### Given exercise
Write out all of the entries exactly, please.

Stored items:
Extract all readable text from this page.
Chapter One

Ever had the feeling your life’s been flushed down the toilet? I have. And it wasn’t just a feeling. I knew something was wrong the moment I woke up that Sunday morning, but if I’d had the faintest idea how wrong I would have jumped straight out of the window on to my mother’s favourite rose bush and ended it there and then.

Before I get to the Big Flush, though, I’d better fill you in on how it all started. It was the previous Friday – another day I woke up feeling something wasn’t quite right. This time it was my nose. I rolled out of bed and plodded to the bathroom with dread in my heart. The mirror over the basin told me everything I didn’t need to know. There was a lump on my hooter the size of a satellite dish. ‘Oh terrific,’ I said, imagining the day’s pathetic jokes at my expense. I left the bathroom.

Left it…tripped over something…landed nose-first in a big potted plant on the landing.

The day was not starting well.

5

### Result
Extract all readable text from this page.
Chapter One

Ever had the feeling your life’s been flushed down the toilet? I have. And it wasn’t just a feeling. I knew something was wrong the moment I woke up that Sunday morning, but if I’d had the faintest idea how wrong I would have jumped straight out of the window on to my mother’s favourite rose bush and ended it there and then.

Before I get to the Big Flush, though, I’d better fill you in on how it all started. It was the previous Friday – another day I woke up feeling something wasn’t quite right. This time it was my nose. I rolled out of bed and plodded to the bathroom with dread in my heart. The mirror over the basin told me everything I didn’t need to know. There was a lump on my hooter the size of a satellite dish. ‘Oh terrific,’ I said, imagining the day’s pathetic jokes at my expense. I left the bathroom.

Left it…tripped over something…landed nose-first in a big potted plant on the landing.

The day was not starting well.

5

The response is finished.